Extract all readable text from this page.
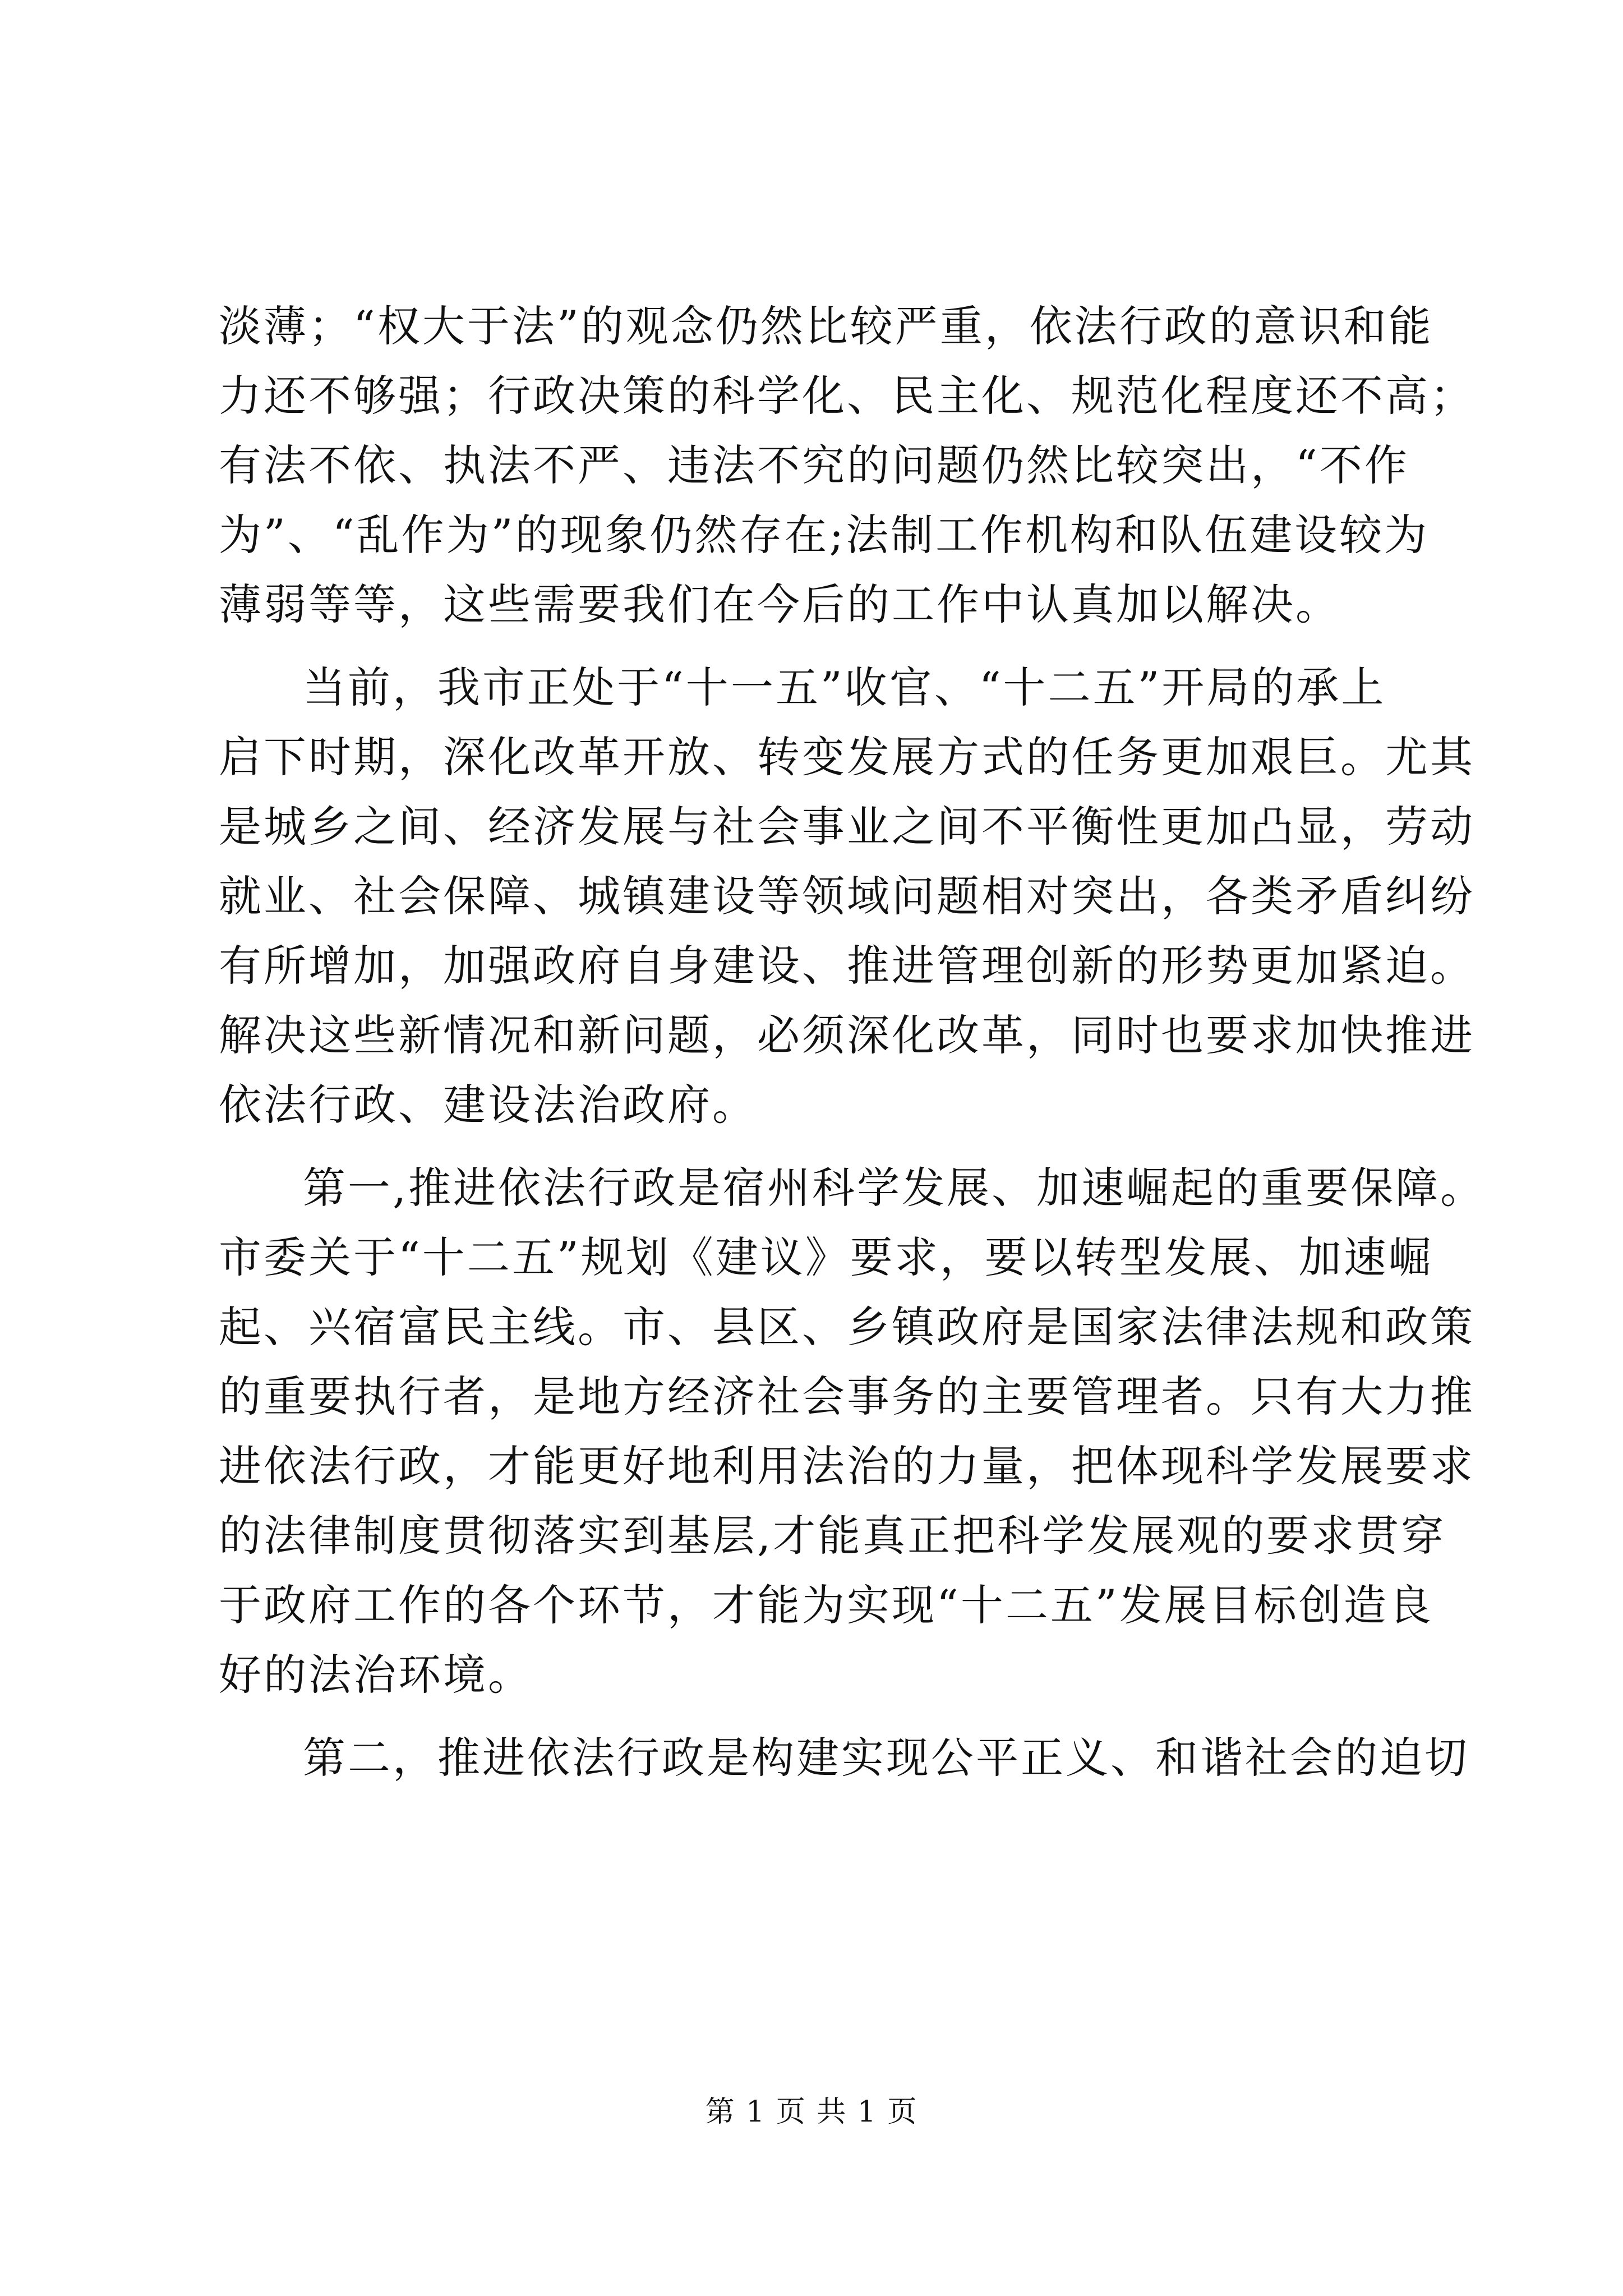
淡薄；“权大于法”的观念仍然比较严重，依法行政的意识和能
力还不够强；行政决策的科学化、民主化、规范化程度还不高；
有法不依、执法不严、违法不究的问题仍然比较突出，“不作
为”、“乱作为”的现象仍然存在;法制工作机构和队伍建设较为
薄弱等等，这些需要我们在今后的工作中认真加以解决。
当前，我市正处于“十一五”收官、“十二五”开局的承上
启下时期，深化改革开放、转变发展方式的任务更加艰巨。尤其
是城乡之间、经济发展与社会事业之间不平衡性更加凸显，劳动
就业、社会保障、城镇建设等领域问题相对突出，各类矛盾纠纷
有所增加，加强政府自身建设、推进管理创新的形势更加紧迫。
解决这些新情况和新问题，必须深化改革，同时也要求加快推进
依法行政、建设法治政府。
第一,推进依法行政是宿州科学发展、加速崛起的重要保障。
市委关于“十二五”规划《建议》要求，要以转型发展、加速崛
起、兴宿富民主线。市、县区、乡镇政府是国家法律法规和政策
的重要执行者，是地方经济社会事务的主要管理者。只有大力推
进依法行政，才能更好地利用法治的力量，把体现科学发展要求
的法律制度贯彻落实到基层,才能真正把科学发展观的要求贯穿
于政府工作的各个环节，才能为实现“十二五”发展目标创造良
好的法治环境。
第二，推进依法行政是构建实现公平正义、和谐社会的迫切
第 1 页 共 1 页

§ §

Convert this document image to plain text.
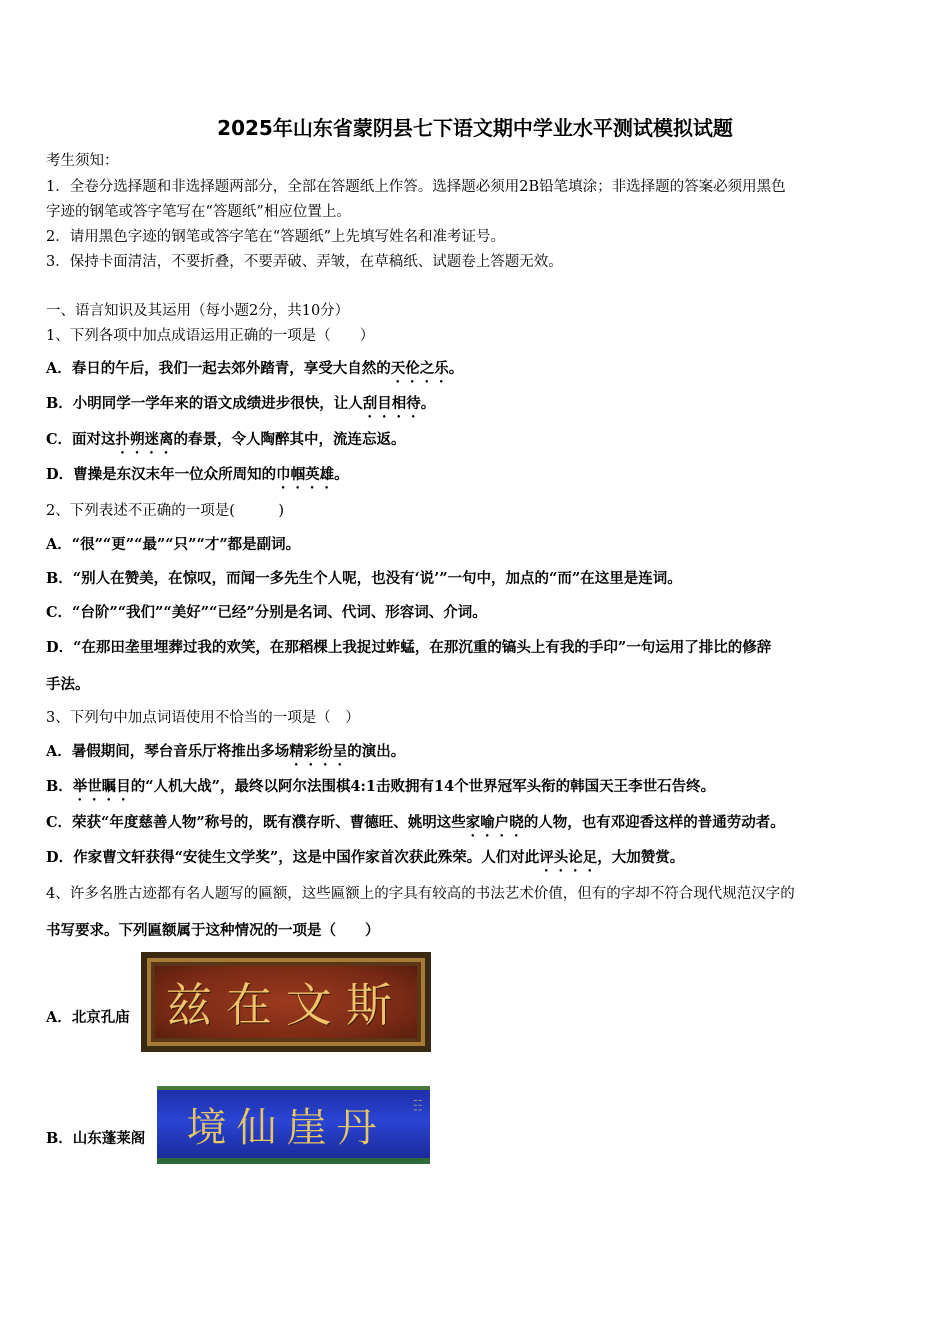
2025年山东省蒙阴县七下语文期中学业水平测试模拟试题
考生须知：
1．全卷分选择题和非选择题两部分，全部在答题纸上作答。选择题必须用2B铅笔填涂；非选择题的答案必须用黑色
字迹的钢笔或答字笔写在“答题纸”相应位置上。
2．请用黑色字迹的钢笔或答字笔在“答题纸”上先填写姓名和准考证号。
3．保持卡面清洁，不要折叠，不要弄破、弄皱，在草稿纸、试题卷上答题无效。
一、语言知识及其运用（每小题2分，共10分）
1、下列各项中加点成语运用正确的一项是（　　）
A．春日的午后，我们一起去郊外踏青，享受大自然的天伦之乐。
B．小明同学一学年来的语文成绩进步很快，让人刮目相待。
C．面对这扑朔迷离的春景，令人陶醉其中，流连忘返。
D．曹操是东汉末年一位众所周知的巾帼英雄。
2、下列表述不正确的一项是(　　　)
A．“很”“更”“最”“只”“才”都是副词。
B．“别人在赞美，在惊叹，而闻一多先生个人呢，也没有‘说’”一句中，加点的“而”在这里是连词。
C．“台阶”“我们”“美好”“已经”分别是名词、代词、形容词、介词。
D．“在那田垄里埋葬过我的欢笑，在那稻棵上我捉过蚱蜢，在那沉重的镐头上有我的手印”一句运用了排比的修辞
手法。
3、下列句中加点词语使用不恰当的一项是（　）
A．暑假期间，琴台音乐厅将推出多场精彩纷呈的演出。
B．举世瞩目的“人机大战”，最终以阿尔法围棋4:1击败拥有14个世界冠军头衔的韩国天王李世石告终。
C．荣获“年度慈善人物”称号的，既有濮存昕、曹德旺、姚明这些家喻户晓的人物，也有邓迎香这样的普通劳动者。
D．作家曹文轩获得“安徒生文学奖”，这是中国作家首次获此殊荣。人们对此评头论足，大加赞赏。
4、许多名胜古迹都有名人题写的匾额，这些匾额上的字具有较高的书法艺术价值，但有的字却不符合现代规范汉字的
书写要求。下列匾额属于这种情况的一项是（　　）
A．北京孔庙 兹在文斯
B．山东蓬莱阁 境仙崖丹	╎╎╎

§ §

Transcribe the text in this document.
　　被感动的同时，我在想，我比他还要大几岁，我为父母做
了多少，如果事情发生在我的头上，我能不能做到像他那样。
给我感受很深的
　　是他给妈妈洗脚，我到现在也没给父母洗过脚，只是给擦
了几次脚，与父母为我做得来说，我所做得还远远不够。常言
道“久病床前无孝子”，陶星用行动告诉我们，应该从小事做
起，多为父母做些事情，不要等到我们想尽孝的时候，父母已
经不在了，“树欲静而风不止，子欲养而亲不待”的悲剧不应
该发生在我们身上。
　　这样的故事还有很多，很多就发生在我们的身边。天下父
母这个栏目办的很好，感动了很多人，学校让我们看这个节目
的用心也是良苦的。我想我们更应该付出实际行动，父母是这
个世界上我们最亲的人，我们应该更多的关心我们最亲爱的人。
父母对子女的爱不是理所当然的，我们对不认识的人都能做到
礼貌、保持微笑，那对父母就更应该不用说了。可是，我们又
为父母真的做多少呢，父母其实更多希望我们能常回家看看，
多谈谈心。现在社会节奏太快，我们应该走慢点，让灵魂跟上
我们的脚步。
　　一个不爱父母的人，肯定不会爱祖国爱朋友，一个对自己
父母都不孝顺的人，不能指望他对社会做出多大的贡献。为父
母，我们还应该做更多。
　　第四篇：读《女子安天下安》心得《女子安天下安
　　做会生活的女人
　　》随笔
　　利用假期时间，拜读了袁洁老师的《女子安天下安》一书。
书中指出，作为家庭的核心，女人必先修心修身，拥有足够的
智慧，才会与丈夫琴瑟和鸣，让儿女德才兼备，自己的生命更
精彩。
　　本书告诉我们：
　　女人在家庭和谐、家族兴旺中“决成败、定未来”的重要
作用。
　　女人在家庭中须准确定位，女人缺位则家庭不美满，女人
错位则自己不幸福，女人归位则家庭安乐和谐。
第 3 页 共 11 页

§ §

### Work instructions:
Copy each line of the listing that holds the word "女子安天下安".

### Exercise response:
　　第四篇：读《女子安天下安》心得《女子安天下安
　　利用假期时间，拜读了袁洁老师的《女子安天下安》一书。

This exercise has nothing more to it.